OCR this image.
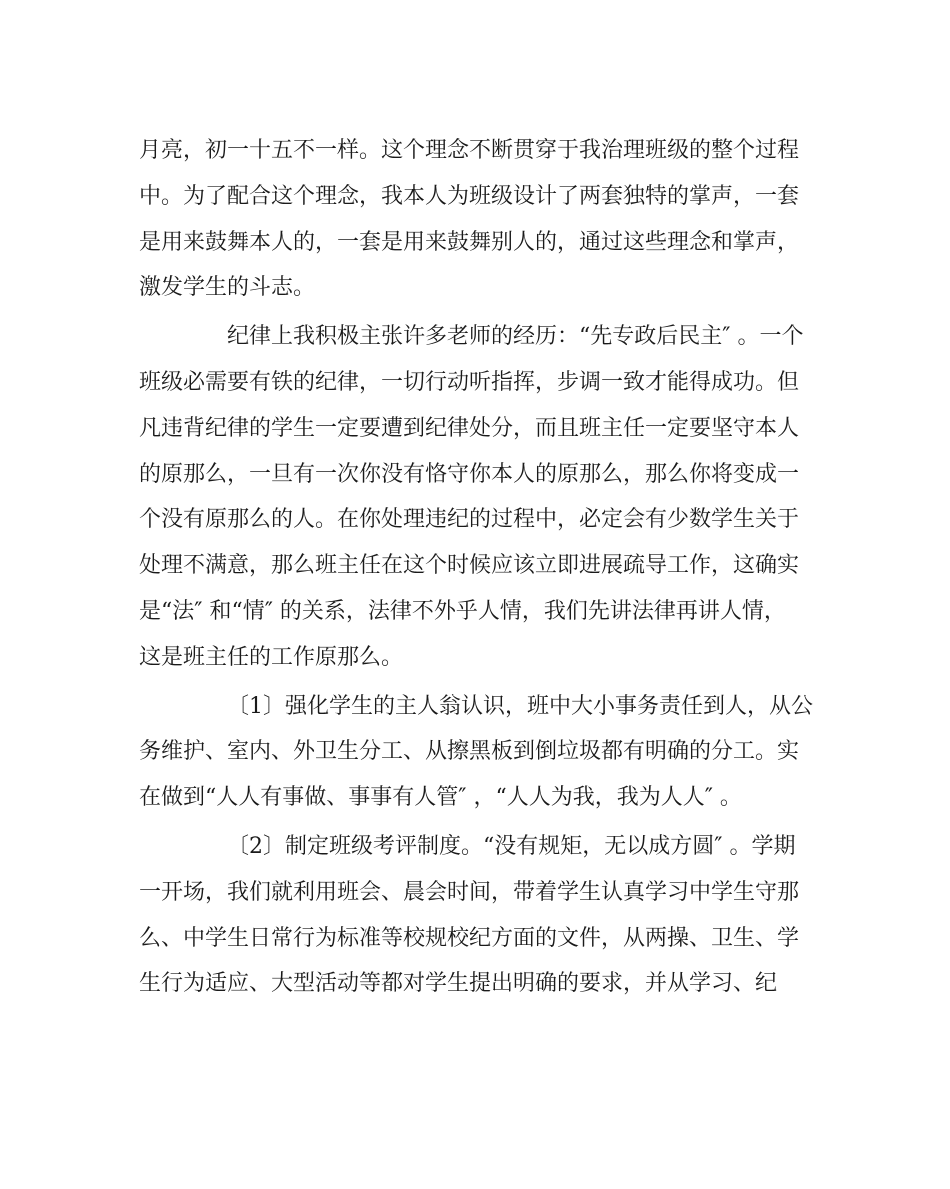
月亮，初一十五不一样。这个理念不断贯穿于我治理班级的整个过程
中。为了配合这个理念，我本人为班级设计了两套独特的掌声，一套
是用来鼓舞本人的，一套是用来鼓舞别人的，通过这些理念和掌声，
激发学生的斗志。
纪律上我积极主张许多老师的经历：“先专政后民主″ 。一个
班级必需要有铁的纪律，一切行动听指挥，步调一致才能得成功。但
凡违背纪律的学生一定要遭到纪律处分，而且班主任一定要坚守本人
的原那么，一旦有一次你没有恪守你本人的原那么，那么你将变成一
个没有原那么的人。在你处理违纪的过程中，必定会有少数学生关于
处理不满意，那么班主任在这个时候应该立即进展疏导工作，这确实
是“法″ 和“情″ 的关系，法律不外乎人情，我们先讲法律再讲人情，
这是班主任的工作原那么。
〔1〕强化学生的主人翁认识，班中大小事务责任到人，从公
务维护、室内、外卫生分工、从擦黑板到倒垃圾都有明确的分工。实
在做到“人人有事做、事事有人管″ ，“人人为我，我为人人″ 。
〔2〕制定班级考评制度。“没有规矩，无以成方圆″ 。学期
一开场，我们就利用班会、晨会时间，带着学生认真学习中学生守那
么、中学生日常行为标准等校规校纪方面的文件，从两操、卫生、学
生行为适应、大型活动等都对学生提出明确的要求，并从学习、纪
^^^^^^^^^^^^^^^^
Exercise goal ▸ Do not copy the pictures, but repeat every line exactly.

Full output ▸
OCR this image.
月亮，初一十五不一样。这个理念不断贯穿于我治理班级的整个过程
中。为了配合这个理念，我本人为班级设计了两套独特的掌声，一套
是用来鼓舞本人的，一套是用来鼓舞别人的，通过这些理念和掌声，
激发学生的斗志。
纪律上我积极主张许多老师的经历：“先专政后民主″ 。一个
班级必需要有铁的纪律，一切行动听指挥，步调一致才能得成功。但
凡违背纪律的学生一定要遭到纪律处分，而且班主任一定要坚守本人
的原那么，一旦有一次你没有恪守你本人的原那么，那么你将变成一
个没有原那么的人。在你处理违纪的过程中，必定会有少数学生关于
处理不满意，那么班主任在这个时候应该立即进展疏导工作，这确实
是“法″ 和“情″ 的关系，法律不外乎人情，我们先讲法律再讲人情，
这是班主任的工作原那么。
〔1〕强化学生的主人翁认识，班中大小事务责任到人，从公
务维护、室内、外卫生分工、从擦黑板到倒垃圾都有明确的分工。实
在做到“人人有事做、事事有人管″ ，“人人为我，我为人人″ 。
〔2〕制定班级考评制度。“没有规矩，无以成方圆″ 。学期
一开场，我们就利用班会、晨会时间，带着学生认真学习中学生守那
么、中学生日常行为标准等校规校纪方面的文件，从两操、卫生、学
生行为适应、大型活动等都对学生提出明确的要求，并从学习、纪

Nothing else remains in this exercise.